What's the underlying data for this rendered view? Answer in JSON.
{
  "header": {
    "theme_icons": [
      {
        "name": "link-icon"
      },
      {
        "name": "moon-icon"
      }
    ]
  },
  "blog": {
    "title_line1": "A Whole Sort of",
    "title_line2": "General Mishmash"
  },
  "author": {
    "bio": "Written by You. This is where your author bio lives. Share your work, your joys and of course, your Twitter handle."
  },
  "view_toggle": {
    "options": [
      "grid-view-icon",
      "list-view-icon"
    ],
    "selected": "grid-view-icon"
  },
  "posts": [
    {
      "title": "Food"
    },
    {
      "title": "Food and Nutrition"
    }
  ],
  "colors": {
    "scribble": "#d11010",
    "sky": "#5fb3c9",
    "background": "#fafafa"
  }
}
_ _ _
**What the task asks**
The records above must be repeated exactly, every one of them.

**Worked solution**
What's the underlying data for this rendered view? Answer in JSON.
{
  "header": {
    "theme_icons": [
      {
        "name": "link-icon"
      },
      {
        "name": "moon-icon"
      }
    ]
  },
  "blog": {
    "title_line1": "A Whole Sort of",
    "title_line2": "General Mishmash"
  },
  "author": {
    "bio": "Written by You. This is where your author bio lives. Share your work, your joys and of course, your Twitter handle."
  },
  "view_toggle": {
    "options": [
      "grid-view-icon",
      "list-view-icon"
    ],
    "selected": "grid-view-icon"
  },
  "posts": [
    {
      "title": "Food"
    },
    {
      "title": "Food and Nutrition"
    }
  ],
  "colors": {
    "scribble": "#d11010",
    "sky": "#5fb3c9",
    "background": "#fafafa"
  }
}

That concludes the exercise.